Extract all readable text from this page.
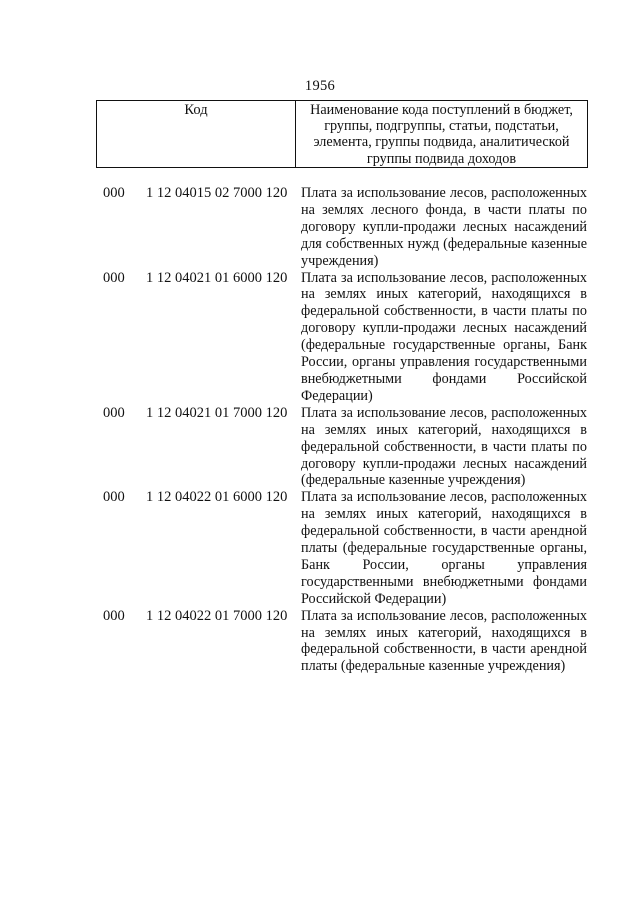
1956
Код	Наименование кода поступлений в бюджет, группы, подгруппы, статьи, подстатьи, элемента, группы подвида, аналитической группы подвида доходов
000 1 12 04015 02 7000 120 Плата за использование лесов, расположенных на землях лесного фонда, в части платы по договору купли-продажи лесных насаждений для собственных нужд (федеральные казенные учреждения)
000 1 12 04021 01 6000 120 Плата за использование лесов, расположенных на землях иных категорий, находящихся в федеральной собственности, в части платы по договору купли-продажи лесных насаждений (федеральные государственные органы, Банк России, органы управления государственными внебюджетными фондами Российской Федерации)
000 1 12 04021 01 7000 120 Плата за использование лесов, расположенных на землях иных категорий, находящихся в федеральной собственности, в части платы по договору купли-продажи лесных насаждений (федеральные казенные учреждения)
000 1 12 04022 01 6000 120 Плата за использование лесов, расположенных на землях иных категорий, находящихся в федеральной собственности, в части арендной платы (федеральные государственные органы, Банк России, органы управления государственными внебюджетными фондами Российской Федерации)
000 1 12 04022 01 7000 120 Плата за использование лесов, расположенных на землях иных категорий, находящихся в федеральной собственности, в части арендной платы (федеральные казенные учреждения)
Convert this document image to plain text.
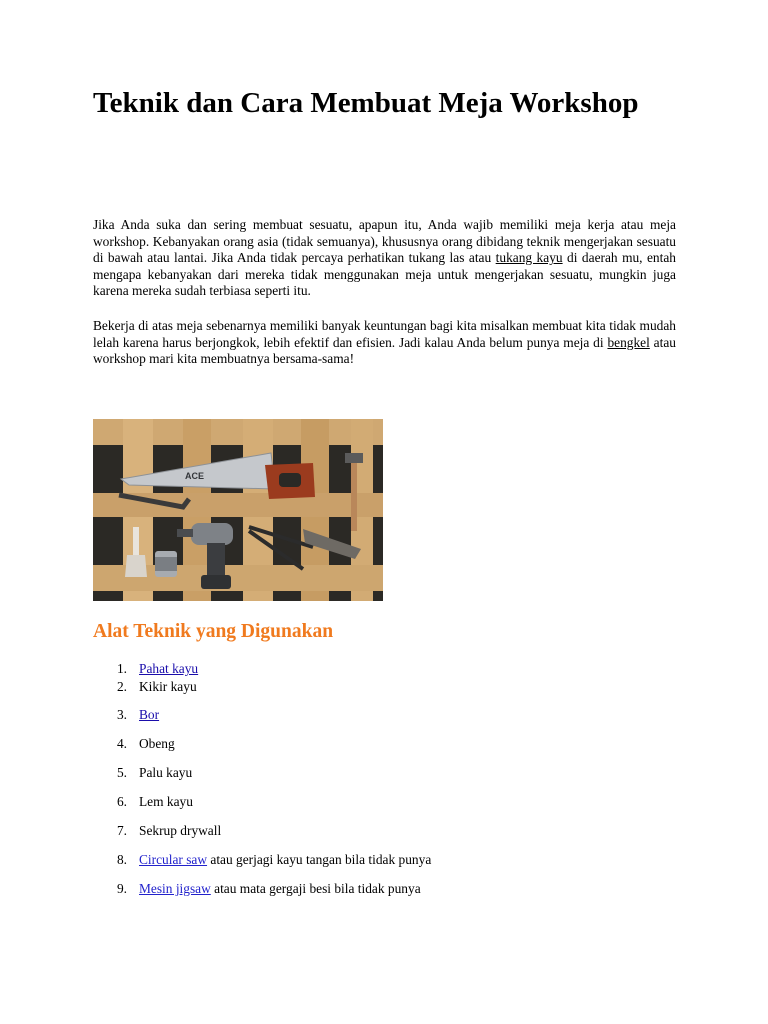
Teknik dan Cara Membuat Meja Workshop

Jika Anda suka dan sering membuat sesuatu, apapun itu, Anda wajib memiliki meja kerja atau meja workshop. Kebanyakan orang asia (tidak semuanya), khususnya orang dibidang teknik mengerjakan sesuatu di bawah atau lantai. Jika Anda tidak percaya perhatikan tukang las atau tukang kayu di daerah mu, entah mengapa kebanyakan dari mereka tidak menggunakan meja untuk mengerjakan sesuatu, mungkin juga karena mereka sudah terbiasa seperti itu.

Bekerja di atas meja sebenarnya memiliki banyak keuntungan bagi kita misalkan membuat kita tidak mudah lelah karena harus berjongkok, lebih efektif dan efisien. Jadi kalau Anda belum punya meja di bengkel atau workshop mari kita membuatnya bersama-sama!

ACE
Alat Teknik yang Digunakan
1. Pahat kayu
2. Kikir kayu
3. Bor
4. Obeng
5. Palu kayu
6. Lem kayu
7. Sekrup drywall
8. Circular saw atau gerjagi kayu tangan bila tidak punya
9. Mesin jigsaw atau mata gergaji besi bila tidak punya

• • • • • • •

TASK DIRECTIONS:
For this exercise, gather every line of the data that contains the word "государственные".

TASK ANSWER:
000 1 12 04021 01 6000 120 Плата за использование лесов, расположенных на землях иных категорий, находящихся в федеральной собственности, в части платы по договору купли-продажи лесных насаждений (федеральные государственные органы, Банк России, органы управления государственными внебюджетными фондами Российской Федерации)
000 1 12 04022 01 6000 120 Плата за использование лесов, расположенных на землях иных категорий, находящихся в федеральной собственности, в части арендной платы (федеральные государственные органы, Банк России, органы управления государственными внебюджетными фондами Российской Федерации)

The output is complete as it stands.